* [Dataset extract]
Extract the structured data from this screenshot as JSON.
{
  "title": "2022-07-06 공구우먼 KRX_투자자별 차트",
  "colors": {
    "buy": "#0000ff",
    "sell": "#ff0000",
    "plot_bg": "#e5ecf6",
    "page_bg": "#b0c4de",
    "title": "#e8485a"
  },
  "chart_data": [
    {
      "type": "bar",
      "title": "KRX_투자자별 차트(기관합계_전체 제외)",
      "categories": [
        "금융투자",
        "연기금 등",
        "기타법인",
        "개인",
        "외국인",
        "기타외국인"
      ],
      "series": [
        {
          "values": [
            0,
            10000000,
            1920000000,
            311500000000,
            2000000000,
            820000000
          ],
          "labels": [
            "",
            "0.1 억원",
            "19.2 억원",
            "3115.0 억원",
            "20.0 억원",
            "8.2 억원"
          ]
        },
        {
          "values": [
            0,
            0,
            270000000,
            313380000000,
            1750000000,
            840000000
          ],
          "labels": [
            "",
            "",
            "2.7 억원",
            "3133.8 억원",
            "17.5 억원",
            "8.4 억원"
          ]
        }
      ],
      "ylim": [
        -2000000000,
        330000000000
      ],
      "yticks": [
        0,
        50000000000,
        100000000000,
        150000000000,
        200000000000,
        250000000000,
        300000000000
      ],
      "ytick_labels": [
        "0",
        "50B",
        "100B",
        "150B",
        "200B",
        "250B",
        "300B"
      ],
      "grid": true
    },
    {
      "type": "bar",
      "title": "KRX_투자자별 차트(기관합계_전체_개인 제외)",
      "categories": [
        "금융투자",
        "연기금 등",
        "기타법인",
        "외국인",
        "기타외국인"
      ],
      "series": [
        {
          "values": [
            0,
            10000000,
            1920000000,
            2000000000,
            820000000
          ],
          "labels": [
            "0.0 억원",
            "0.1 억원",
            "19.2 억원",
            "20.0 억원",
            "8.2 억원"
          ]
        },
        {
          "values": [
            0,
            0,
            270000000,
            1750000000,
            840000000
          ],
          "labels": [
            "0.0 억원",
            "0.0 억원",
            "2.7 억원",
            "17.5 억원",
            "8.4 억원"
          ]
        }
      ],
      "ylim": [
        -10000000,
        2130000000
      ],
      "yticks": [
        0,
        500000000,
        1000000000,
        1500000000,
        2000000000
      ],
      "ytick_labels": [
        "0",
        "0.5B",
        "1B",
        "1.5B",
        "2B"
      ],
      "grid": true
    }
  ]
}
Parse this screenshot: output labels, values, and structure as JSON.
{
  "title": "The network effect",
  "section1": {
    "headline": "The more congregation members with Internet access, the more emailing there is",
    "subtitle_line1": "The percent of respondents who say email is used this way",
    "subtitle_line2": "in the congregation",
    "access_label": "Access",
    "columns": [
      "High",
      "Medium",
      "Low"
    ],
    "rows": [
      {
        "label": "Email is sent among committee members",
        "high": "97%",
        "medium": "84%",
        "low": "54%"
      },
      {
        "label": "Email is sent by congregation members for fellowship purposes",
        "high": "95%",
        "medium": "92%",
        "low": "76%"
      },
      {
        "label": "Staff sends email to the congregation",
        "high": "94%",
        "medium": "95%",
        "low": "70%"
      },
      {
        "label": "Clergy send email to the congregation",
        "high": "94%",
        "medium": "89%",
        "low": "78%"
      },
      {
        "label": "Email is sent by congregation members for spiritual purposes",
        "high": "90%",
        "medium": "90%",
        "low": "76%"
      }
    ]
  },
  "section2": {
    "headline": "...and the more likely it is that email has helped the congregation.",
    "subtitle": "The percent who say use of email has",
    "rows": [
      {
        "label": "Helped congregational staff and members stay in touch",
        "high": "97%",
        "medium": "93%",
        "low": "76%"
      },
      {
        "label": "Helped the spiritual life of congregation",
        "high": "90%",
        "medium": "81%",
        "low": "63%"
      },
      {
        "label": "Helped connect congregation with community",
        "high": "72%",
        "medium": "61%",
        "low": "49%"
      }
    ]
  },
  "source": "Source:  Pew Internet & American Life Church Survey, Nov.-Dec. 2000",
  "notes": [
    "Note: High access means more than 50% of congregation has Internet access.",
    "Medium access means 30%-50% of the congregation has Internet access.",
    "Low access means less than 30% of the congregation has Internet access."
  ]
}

* [Set task]
Copy every line verbatim.

* [Written reply]
Extract the structured data from this screenshot as JSON.
{
  "title": "2022-07-06 공구우먼 KRX_투자자별 차트",
  "colors": {
    "buy": "#0000ff",
    "sell": "#ff0000",
    "plot_bg": "#e5ecf6",
    "page_bg": "#b0c4de",
    "title": "#e8485a"
  },
  "chart_data": [
    {
      "type": "bar",
      "title": "KRX_투자자별 차트(기관합계_전체 제외)",
      "categories": [
        "금융투자",
        "연기금 등",
        "기타법인",
        "개인",
        "외국인",
        "기타외국인"
      ],
      "series": [
        {
          "values": [
            0,
            10000000,
            1920000000,
            311500000000,
            2000000000,
            820000000
          ],
          "labels": [
            "",
            "0.1 억원",
            "19.2 억원",
            "3115.0 억원",
            "20.0 억원",
            "8.2 억원"
          ]
        },
        {
          "values": [
            0,
            0,
            270000000,
            313380000000,
            1750000000,
            840000000
          ],
          "labels": [
            "",
            "",
            "2.7 억원",
            "3133.8 억원",
            "17.5 억원",
            "8.4 억원"
          ]
        }
      ],
      "ylim": [
        -2000000000,
        330000000000
      ],
      "yticks": [
        0,
        50000000000,
        100000000000,
        150000000000,
        200000000000,
        250000000000,
        300000000000
      ],
      "ytick_labels": [
        "0",
        "50B",
        "100B",
        "150B",
        "200B",
        "250B",
        "300B"
      ],
      "grid": true
    },
    {
      "type": "bar",
      "title": "KRX_투자자별 차트(기관합계_전체_개인 제외)",
      "categories": [
        "금융투자",
        "연기금 등",
        "기타법인",
        "외국인",
        "기타외국인"
      ],
      "series": [
        {
          "values": [
            0,
            10000000,
            1920000000,
            2000000000,
            820000000
          ],
          "labels": [
            "0.0 억원",
            "0.1 억원",
            "19.2 억원",
            "20.0 억원",
            "8.2 억원"
          ]
        },
        {
          "values": [
            0,
            0,
            270000000,
            1750000000,
            840000000
          ],
          "labels": [
            "0.0 억원",
            "0.0 억원",
            "2.7 억원",
            "17.5 억원",
            "8.4 억원"
          ]
        }
      ],
      "ylim": [
        -10000000,
        2130000000
      ],
      "yticks": [
        0,
        500000000,
        1000000000,
        1500000000,
        2000000000
      ],
      "ytick_labels": [
        "0",
        "0.5B",
        "1B",
        "1.5B",
        "2B"
      ],
      "grid": true
    }
  ]
}
Parse this screenshot: output labels, values, and structure as JSON.
{
  "title": "The network effect",
  "section1": {
    "headline": "The more congregation members with Internet access, the more emailing there is",
    "subtitle_line1": "The percent of respondents who say email is used this way",
    "subtitle_line2": "in the congregation",
    "access_label": "Access",
    "columns": [
      "High",
      "Medium",
      "Low"
    ],
    "rows": [
      {
        "label": "Email is sent among committee members",
        "high": "97%",
        "medium": "84%",
        "low": "54%"
      },
      {
        "label": "Email is sent by congregation members for fellowship purposes",
        "high": "95%",
        "medium": "92%",
        "low": "76%"
      },
      {
        "label": "Staff sends email to the congregation",
        "high": "94%",
        "medium": "95%",
        "low": "70%"
      },
      {
        "label": "Clergy send email to the congregation",
        "high": "94%",
        "medium": "89%",
        "low": "78%"
      },
      {
        "label": "Email is sent by congregation members for spiritual purposes",
        "high": "90%",
        "medium": "90%",
        "low": "76%"
      }
    ]
  },
  "section2": {
    "headline": "...and the more likely it is that email has helped the congregation.",
    "subtitle": "The percent who say use of email has",
    "rows": [
      {
        "label": "Helped congregational staff and members stay in touch",
        "high": "97%",
        "medium": "93%",
        "low": "76%"
      },
      {
        "label": "Helped the spiritual life of congregation",
        "high": "90%",
        "medium": "81%",
        "low": "63%"
      },
      {
        "label": "Helped connect congregation with community",
        "high": "72%",
        "medium": "61%",
        "low": "49%"
      }
    ]
  },
  "source": "Source:  Pew Internet & American Life Church Survey, Nov.-Dec. 2000",
  "notes": [
    "Note: High access means more than 50% of congregation has Internet access.",
    "Medium access means 30%-50% of the congregation has Internet access.",
    "Low access means less than 30% of the congregation has Internet access."
  ]
}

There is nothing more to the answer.